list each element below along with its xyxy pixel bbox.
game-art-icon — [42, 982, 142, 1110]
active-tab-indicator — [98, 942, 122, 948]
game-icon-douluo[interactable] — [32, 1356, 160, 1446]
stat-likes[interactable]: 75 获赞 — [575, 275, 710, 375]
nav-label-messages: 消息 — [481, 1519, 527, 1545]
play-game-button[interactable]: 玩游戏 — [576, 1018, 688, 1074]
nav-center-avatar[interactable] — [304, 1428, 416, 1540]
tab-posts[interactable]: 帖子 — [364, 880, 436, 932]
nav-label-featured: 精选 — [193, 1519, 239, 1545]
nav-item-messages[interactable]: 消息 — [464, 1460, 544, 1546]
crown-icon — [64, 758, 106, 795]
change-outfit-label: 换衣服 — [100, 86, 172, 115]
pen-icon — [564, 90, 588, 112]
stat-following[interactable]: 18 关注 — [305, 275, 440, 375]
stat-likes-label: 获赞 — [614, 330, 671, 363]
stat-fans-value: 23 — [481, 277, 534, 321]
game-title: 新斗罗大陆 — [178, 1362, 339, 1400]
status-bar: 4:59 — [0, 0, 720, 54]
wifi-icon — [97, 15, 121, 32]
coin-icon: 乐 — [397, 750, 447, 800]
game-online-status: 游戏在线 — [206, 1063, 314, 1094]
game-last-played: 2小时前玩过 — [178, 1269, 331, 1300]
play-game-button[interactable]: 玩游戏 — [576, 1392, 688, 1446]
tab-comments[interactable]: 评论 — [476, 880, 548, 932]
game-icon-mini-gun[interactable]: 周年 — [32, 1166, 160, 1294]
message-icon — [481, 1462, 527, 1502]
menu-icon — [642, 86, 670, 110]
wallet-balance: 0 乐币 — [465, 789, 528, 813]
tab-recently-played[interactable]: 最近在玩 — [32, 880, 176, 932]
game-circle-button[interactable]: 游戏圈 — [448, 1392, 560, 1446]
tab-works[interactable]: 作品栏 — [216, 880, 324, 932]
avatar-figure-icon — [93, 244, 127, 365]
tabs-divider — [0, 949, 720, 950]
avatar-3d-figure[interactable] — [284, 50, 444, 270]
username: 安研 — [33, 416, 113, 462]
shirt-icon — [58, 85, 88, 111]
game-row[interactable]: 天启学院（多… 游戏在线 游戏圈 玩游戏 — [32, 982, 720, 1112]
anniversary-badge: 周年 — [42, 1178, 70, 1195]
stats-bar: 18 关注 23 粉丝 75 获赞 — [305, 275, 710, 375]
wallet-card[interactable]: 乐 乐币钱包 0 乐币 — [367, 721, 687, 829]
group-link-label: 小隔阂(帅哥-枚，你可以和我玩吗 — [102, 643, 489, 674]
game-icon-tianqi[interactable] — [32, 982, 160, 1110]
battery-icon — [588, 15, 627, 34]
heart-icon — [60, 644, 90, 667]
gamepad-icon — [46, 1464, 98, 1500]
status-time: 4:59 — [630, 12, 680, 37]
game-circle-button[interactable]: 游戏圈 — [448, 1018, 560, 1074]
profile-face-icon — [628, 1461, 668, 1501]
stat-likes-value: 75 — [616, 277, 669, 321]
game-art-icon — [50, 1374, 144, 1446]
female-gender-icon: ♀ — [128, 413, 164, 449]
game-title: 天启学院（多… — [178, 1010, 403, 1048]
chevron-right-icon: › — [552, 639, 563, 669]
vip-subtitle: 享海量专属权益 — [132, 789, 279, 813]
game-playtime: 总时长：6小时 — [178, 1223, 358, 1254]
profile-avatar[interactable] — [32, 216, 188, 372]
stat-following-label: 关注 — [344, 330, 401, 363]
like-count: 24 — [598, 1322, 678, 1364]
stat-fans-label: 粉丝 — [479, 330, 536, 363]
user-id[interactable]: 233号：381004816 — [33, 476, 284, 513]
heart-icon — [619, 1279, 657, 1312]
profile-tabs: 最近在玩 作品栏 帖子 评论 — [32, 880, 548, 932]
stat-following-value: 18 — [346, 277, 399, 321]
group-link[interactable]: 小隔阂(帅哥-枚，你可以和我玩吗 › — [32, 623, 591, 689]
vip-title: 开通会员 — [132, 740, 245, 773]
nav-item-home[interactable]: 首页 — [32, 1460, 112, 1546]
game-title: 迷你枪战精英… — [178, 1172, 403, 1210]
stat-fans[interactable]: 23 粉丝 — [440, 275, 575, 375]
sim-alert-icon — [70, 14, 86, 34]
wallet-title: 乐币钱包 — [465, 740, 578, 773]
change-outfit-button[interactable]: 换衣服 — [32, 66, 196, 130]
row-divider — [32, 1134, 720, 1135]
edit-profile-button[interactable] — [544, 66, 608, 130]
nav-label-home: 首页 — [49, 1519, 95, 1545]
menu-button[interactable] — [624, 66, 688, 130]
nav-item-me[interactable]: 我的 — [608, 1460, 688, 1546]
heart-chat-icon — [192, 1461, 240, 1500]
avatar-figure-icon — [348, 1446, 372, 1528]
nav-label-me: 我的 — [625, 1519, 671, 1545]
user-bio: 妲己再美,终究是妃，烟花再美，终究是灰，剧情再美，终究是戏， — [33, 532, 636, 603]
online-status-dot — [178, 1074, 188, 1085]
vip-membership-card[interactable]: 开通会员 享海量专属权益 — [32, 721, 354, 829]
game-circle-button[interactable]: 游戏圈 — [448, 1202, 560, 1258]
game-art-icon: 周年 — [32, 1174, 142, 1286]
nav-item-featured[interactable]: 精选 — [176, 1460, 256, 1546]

----

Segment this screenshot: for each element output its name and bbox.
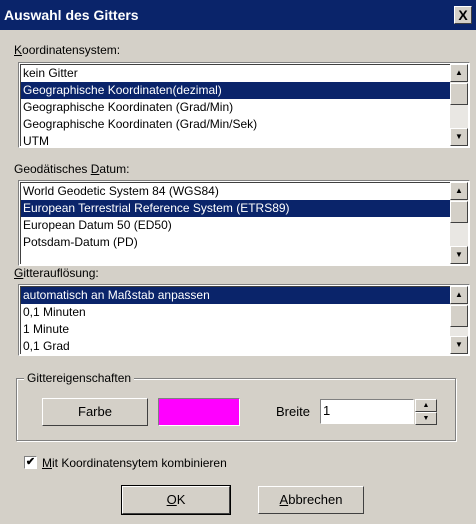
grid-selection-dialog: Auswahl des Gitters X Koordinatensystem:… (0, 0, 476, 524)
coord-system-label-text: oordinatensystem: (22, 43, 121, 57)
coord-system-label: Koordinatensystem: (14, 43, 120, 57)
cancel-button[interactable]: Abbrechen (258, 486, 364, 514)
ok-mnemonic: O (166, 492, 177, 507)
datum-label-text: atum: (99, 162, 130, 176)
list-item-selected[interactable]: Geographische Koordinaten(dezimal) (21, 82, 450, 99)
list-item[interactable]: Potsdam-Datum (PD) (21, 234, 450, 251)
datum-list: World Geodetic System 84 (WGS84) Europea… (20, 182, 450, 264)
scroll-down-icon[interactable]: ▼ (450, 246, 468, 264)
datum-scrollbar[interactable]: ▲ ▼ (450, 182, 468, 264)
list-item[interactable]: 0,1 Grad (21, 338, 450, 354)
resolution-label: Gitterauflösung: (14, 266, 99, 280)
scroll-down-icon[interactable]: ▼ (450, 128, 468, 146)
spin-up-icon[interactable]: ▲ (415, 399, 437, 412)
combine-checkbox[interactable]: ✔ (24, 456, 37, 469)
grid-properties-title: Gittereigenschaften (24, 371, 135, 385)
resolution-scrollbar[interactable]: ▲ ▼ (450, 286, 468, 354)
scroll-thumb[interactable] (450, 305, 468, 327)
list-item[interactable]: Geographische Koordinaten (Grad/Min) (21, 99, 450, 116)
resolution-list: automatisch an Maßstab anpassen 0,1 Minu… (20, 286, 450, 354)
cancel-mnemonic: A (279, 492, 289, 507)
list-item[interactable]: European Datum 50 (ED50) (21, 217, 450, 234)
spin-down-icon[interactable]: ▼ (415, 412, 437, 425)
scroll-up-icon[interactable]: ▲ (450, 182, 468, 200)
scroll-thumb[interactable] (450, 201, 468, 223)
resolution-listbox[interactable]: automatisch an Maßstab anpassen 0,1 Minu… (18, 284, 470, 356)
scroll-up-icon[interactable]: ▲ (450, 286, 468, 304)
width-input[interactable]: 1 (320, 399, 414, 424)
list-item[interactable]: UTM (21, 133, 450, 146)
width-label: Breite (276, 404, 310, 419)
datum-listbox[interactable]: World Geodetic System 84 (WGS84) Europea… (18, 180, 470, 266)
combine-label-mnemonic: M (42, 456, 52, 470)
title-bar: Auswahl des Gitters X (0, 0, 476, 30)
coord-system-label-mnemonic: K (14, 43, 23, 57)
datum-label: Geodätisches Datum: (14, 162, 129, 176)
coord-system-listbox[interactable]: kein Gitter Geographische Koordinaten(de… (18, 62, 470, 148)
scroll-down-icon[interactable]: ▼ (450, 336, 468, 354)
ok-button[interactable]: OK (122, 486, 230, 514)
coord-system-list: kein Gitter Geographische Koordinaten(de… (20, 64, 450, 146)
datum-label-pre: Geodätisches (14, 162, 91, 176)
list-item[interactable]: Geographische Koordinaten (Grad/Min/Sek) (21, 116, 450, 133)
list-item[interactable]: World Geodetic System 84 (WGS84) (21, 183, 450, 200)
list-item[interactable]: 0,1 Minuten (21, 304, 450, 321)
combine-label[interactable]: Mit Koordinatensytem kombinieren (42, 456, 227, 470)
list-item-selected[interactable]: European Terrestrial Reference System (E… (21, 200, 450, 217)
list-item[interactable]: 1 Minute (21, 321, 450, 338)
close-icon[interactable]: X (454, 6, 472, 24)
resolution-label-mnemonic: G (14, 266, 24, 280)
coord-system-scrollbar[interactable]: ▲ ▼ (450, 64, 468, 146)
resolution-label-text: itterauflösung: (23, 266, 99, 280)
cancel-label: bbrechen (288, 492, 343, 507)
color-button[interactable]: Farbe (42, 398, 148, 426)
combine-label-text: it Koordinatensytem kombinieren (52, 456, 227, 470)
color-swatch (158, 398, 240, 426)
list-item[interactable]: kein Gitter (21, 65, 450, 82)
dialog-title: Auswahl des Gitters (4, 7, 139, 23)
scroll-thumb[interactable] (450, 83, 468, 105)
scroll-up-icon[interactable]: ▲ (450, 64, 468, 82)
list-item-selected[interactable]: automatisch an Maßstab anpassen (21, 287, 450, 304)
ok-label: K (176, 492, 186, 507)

----

Instructions for the task:
Repeat the records verbatim, starting at the line that contains "list each element" and stopping after the line that contains "nav-center-avatar[interactable] — [304, 1428, 416, 1540]".

Result:
list each element below along with its xyxy pixel bbox.
game-art-icon — [42, 982, 142, 1110]
active-tab-indicator — [98, 942, 122, 948]
game-icon-douluo[interactable] — [32, 1356, 160, 1446]
stat-likes[interactable]: 75 获赞 — [575, 275, 710, 375]
nav-label-messages: 消息 — [481, 1519, 527, 1545]
play-game-button[interactable]: 玩游戏 — [576, 1018, 688, 1074]
nav-center-avatar[interactable] — [304, 1428, 416, 1540]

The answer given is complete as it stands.